Written request: Copy the lines word for word, from the very first line through the line containing "toc-entry: von Flekkefjord", including both of those.

Provided data:
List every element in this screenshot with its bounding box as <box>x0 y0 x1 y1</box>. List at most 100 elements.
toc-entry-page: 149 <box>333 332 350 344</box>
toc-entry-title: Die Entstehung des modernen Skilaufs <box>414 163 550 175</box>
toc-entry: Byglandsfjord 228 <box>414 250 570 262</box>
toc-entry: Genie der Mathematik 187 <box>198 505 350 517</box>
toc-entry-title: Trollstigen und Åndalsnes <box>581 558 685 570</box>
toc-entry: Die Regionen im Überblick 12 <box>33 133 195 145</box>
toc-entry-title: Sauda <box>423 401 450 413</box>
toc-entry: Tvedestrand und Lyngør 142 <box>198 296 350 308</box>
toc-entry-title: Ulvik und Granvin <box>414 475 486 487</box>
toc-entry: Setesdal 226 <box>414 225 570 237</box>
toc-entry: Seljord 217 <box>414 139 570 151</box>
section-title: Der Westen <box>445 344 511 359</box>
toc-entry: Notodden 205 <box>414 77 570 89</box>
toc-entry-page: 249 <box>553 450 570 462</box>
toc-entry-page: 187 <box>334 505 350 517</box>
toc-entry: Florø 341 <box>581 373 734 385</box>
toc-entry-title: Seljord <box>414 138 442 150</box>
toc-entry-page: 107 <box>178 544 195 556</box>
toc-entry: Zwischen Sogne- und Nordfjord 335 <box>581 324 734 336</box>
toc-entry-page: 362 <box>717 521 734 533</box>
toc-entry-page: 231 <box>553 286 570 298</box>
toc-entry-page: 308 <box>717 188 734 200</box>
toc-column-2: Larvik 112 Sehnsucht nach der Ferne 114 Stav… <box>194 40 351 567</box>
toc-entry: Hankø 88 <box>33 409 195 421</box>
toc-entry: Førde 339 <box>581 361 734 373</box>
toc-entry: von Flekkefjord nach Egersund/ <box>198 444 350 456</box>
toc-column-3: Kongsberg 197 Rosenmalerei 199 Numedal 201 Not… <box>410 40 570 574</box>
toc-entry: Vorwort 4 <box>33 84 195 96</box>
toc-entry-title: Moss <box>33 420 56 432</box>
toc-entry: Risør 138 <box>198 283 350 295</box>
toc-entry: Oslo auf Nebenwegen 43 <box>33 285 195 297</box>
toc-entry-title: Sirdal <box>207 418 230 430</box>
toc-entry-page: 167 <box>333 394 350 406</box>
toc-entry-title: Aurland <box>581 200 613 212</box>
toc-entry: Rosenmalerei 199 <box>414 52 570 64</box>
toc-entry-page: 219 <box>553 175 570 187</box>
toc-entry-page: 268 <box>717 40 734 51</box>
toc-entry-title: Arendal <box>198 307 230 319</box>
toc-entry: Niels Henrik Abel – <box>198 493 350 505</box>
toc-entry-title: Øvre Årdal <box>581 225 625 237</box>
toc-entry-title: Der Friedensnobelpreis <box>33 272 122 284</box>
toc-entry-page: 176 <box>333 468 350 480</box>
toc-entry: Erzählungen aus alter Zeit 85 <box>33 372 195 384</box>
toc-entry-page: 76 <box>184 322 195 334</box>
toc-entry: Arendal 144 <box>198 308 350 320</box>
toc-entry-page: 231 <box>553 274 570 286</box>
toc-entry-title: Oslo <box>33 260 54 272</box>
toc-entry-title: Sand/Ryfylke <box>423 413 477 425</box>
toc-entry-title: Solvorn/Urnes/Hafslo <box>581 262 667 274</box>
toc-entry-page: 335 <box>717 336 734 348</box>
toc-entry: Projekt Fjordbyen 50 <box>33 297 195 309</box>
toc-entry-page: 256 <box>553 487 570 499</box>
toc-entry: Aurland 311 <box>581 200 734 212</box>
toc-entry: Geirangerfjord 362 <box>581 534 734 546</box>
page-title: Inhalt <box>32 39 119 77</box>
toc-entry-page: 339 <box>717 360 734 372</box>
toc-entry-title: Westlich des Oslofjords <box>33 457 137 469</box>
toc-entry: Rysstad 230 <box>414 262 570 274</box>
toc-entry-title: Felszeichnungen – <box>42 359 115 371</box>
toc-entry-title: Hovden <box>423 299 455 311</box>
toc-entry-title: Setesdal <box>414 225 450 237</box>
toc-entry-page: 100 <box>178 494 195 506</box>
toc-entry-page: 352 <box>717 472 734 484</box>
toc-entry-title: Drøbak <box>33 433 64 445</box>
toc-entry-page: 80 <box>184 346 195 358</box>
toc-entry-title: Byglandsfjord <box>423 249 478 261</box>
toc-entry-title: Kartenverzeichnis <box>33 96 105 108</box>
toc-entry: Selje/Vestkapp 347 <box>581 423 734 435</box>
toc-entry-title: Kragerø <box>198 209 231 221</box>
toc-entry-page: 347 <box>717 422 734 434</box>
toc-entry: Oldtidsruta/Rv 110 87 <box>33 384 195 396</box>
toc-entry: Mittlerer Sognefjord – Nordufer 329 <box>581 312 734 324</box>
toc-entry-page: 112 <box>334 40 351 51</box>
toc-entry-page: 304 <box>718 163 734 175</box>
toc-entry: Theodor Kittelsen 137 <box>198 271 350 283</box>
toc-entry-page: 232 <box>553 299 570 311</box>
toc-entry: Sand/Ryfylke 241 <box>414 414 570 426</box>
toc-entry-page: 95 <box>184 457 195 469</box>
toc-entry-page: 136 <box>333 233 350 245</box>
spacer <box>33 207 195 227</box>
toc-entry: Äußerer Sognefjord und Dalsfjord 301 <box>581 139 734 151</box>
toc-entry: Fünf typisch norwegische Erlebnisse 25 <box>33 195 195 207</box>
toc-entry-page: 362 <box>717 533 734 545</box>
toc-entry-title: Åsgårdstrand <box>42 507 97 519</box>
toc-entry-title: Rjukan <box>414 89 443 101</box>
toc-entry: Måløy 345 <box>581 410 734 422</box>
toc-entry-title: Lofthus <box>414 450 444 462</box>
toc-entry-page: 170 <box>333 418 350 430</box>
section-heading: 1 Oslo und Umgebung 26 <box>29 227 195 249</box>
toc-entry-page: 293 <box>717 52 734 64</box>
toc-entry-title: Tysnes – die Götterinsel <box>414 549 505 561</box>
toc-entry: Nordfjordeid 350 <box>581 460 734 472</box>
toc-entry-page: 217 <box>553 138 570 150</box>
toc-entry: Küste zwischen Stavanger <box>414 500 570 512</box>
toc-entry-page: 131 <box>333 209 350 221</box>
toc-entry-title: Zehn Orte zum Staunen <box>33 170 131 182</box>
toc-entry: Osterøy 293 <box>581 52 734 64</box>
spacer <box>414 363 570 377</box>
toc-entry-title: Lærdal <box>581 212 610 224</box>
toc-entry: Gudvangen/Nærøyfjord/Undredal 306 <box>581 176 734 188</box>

Full output:
List every element in this screenshot with its bounding box as <box>x0 y0 x1 y1</box>. List at most 100 elements.
toc-entry-page: 149 <box>333 332 350 344</box>
toc-entry-title: Die Entstehung des modernen Skilaufs <box>414 163 550 175</box>
toc-entry: Byglandsfjord 228 <box>414 250 570 262</box>
toc-entry: Genie der Mathematik 187 <box>198 505 350 517</box>
toc-entry-title: Trollstigen und Åndalsnes <box>581 558 685 570</box>
toc-entry: Die Regionen im Überblick 12 <box>33 133 195 145</box>
toc-entry-title: Sauda <box>423 401 450 413</box>
toc-entry: Tvedestrand und Lyngør 142 <box>198 296 350 308</box>
toc-entry-title: Ulvik und Granvin <box>414 475 486 487</box>
toc-entry: Setesdal 226 <box>414 225 570 237</box>
toc-entry: Seljord 217 <box>414 139 570 151</box>
section-title: Der Westen <box>445 344 511 359</box>
toc-entry: Notodden 205 <box>414 77 570 89</box>
toc-entry-page: 249 <box>553 450 570 462</box>
toc-entry-page: 187 <box>334 505 350 517</box>
toc-entry: Florø 341 <box>581 373 734 385</box>
toc-entry-title: Seljord <box>414 138 442 150</box>
toc-entry-page: 107 <box>178 544 195 556</box>
toc-entry: Zwischen Sogne- und Nordfjord 335 <box>581 324 734 336</box>
toc-entry-page: 362 <box>717 521 734 533</box>
toc-entry-page: 231 <box>553 286 570 298</box>
toc-entry-page: 308 <box>717 188 734 200</box>
toc-column-2: Larvik 112 Sehnsucht nach der Ferne 114 Stav… <box>194 40 351 567</box>
toc-entry: Hankø 88 <box>33 409 195 421</box>
toc-entry: Førde 339 <box>581 361 734 373</box>
toc-entry: von Flekkefjord nach Egersund/ <box>198 444 350 456</box>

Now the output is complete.